● **Do this**: Render the lines from the start of the records through the line containing "- saml-group-name-input[interactable]: [358, 643, 542, 674]", inclusive, as a Markdown table with the columns Row and Line. Give each row a number and leave out blank lines.

● **Dataset records**:
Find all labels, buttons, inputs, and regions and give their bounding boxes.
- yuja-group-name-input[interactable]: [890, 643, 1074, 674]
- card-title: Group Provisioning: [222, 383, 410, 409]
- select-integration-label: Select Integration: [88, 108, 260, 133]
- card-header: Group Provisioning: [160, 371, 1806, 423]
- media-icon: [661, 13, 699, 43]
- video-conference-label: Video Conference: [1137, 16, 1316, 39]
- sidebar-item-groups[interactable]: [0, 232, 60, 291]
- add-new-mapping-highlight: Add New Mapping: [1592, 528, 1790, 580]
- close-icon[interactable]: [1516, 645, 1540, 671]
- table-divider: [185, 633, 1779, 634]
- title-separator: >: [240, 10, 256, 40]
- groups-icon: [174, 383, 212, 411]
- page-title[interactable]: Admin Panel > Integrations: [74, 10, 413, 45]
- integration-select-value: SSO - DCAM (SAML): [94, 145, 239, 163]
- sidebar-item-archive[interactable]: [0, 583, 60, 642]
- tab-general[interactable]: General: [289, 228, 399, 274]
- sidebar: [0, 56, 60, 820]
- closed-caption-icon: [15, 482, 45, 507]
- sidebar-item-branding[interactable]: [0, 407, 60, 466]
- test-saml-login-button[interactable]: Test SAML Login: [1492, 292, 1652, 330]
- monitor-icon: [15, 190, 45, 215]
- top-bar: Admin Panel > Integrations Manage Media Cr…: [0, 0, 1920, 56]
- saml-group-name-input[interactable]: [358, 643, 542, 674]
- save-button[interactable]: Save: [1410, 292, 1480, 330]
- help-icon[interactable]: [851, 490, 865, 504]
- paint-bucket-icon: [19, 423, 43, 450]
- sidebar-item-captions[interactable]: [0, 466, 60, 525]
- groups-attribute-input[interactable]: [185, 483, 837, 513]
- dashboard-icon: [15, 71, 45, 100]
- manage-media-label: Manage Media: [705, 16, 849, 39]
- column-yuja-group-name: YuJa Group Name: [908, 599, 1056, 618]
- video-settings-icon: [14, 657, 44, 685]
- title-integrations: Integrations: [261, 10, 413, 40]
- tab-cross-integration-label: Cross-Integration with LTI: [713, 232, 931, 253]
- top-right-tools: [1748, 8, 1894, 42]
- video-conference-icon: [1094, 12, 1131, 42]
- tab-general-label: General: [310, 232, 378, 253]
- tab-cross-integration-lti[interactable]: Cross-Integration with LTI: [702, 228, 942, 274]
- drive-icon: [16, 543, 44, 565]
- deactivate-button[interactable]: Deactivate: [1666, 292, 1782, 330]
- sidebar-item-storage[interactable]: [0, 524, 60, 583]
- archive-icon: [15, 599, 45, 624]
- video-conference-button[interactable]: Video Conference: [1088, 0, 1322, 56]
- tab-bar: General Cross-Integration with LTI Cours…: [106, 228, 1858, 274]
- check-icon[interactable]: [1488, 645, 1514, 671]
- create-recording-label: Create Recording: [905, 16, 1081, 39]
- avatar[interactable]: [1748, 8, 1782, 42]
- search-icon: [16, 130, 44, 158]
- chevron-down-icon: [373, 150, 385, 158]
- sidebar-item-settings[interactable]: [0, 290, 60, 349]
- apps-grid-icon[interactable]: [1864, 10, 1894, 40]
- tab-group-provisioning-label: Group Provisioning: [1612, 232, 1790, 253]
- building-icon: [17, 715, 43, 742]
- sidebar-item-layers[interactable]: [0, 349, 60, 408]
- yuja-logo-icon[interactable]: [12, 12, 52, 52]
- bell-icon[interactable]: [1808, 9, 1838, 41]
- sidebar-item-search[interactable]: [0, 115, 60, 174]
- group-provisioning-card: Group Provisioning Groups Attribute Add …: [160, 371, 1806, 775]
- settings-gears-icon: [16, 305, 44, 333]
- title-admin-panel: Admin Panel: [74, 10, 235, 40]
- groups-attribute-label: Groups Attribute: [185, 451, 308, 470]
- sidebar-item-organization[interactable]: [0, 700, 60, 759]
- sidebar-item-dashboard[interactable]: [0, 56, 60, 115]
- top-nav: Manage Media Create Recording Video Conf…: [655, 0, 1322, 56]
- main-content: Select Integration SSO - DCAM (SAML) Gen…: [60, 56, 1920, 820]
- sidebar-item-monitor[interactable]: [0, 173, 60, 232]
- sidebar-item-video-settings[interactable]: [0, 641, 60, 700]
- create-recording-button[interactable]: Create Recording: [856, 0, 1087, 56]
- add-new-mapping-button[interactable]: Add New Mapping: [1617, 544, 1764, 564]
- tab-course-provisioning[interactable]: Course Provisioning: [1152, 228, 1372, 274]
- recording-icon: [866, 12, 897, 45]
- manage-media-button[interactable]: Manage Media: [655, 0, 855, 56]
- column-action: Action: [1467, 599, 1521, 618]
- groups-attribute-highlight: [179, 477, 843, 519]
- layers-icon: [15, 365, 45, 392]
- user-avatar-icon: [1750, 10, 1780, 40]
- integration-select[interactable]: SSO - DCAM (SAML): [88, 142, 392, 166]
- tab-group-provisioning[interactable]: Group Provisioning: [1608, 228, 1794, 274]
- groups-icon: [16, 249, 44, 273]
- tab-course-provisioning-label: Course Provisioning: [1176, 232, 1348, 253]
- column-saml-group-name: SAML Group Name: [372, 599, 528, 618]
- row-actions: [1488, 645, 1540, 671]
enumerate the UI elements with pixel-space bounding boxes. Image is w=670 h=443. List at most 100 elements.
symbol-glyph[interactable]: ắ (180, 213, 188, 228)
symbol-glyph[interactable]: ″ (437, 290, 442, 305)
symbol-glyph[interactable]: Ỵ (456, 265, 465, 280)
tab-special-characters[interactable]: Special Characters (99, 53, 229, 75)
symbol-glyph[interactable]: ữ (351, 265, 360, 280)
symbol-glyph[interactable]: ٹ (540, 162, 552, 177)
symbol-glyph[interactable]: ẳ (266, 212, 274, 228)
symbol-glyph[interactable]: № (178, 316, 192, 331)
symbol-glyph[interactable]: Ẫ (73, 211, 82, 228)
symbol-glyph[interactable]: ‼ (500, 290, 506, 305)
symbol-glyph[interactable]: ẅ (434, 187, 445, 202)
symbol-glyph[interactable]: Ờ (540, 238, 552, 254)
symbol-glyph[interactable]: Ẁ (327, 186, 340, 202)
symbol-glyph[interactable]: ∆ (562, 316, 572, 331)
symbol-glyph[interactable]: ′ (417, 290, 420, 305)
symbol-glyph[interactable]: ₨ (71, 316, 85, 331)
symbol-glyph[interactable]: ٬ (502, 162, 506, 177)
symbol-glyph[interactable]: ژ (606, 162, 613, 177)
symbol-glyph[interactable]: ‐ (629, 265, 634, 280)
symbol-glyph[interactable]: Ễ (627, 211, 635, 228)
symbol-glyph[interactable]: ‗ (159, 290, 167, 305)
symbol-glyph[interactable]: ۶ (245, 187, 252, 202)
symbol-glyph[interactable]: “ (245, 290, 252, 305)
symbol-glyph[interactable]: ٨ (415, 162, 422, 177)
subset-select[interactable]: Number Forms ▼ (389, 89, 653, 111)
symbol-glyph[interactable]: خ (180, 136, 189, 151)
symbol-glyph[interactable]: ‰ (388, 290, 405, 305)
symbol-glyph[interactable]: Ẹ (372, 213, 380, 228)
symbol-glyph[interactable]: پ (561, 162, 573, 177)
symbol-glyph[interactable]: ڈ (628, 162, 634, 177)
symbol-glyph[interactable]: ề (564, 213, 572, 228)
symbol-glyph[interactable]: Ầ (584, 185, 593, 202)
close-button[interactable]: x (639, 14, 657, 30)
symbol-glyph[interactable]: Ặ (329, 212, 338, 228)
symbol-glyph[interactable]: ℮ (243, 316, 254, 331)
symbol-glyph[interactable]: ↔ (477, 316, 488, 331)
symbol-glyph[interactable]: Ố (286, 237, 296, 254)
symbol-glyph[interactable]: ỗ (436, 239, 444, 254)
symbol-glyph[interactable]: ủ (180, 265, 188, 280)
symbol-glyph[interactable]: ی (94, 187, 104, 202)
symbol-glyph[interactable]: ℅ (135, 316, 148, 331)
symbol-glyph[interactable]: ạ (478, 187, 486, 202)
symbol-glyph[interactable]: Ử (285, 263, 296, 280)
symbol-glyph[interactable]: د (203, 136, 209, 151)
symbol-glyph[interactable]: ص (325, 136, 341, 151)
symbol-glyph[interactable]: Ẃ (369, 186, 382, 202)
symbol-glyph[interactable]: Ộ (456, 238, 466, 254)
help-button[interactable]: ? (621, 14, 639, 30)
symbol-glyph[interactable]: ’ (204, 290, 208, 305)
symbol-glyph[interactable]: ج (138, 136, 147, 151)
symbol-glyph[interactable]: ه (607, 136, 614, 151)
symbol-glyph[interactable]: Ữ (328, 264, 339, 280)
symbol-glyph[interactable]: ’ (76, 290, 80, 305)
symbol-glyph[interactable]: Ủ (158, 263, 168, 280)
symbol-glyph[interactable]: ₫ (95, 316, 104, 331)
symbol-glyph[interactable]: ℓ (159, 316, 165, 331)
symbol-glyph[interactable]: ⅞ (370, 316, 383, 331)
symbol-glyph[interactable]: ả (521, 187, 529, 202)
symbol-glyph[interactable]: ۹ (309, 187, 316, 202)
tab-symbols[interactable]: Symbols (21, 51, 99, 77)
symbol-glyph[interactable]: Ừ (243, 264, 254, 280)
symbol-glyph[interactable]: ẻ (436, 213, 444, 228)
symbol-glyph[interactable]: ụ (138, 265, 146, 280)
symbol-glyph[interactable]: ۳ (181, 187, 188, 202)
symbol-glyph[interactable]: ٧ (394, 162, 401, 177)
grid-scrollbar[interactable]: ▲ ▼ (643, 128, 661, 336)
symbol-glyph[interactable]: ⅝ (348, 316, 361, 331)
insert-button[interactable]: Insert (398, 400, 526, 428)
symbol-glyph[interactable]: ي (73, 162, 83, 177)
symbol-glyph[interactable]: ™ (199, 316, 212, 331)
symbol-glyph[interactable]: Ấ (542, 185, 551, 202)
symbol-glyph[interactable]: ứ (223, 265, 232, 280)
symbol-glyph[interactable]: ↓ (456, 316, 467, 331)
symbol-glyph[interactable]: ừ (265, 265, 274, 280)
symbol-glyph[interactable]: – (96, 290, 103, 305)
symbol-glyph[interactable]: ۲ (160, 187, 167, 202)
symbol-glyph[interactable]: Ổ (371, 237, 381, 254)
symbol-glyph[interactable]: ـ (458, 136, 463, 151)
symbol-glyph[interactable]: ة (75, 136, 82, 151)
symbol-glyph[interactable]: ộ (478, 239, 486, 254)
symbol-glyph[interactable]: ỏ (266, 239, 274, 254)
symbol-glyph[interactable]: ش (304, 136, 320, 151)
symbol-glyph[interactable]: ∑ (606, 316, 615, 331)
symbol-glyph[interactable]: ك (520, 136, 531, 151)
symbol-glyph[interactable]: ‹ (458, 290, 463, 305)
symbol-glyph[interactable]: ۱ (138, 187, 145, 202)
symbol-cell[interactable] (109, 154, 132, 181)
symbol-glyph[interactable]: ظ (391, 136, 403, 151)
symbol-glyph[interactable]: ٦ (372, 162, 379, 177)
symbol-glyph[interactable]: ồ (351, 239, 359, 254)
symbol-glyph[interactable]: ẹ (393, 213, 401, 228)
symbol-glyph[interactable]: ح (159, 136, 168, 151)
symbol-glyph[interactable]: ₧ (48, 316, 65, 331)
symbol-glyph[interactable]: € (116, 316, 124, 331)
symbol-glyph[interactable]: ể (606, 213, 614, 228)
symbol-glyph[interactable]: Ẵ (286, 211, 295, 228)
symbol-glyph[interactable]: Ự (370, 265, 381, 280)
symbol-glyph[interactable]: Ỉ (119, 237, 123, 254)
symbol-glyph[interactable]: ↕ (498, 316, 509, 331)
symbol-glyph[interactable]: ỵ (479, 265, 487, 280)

● **Written answer**:
| Row | Line |
|---|---|
| 1 | Find all labels, buttons, inputs, and regions and give their bounding boxes. |
| 2 | - yuja-group-name-input[interactable]: [890, 643, 1074, 674] |
| 3 | - card-title: Group Provisioning: [222, 383, 410, 409] |
| 4 | - select-integration-label: Select Integration: [88, 108, 260, 133] |
| 5 | - card-header: Group Provisioning: [160, 371, 1806, 423] |
| 6 | - media-icon: [661, 13, 699, 43] |
| 7 | - video-conference-label: Video Conference: [1137, 16, 1316, 39] |
| 8 | - sidebar-item-groups[interactable]: [0, 232, 60, 291] |
| 9 | - add-new-mapping-highlight: Add New Mapping: [1592, 528, 1790, 580] |
| 10 | - close-icon[interactable]: [1516, 645, 1540, 671] |
| 11 | - table-divider: [185, 633, 1779, 634] |
| 12 | - title-separator: >: [240, 10, 256, 40] |
| 13 | - groups-icon: [174, 383, 212, 411] |
| 14 | - page-title[interactable]: Admin Panel > Integrations: [74, 10, 413, 45] |
| 15 | - integration-select-value: SSO - DCAM (SAML): [94, 145, 239, 163] |
| 16 | - sidebar-item-archive[interactable]: [0, 583, 60, 642] |
| 17 | - tab-general[interactable]: General: [289, 228, 399, 274] |
| 18 | - sidebar: [0, 56, 60, 820] |
| 19 | - closed-caption-icon: [15, 482, 45, 507] |
| 20 | - sidebar-item-branding[interactable]: [0, 407, 60, 466] |
| 21 | - test-saml-login-button[interactable]: Test SAML Login: [1492, 292, 1652, 330] |
| 22 | - monitor-icon: [15, 190, 45, 215] |
| 23 | - top-bar: Admin Panel > Integrations Manage Media Cr…: [0, 0, 1920, 56] |
| 24 | - saml-group-name-input[interactable]: [358, 643, 542, 674] |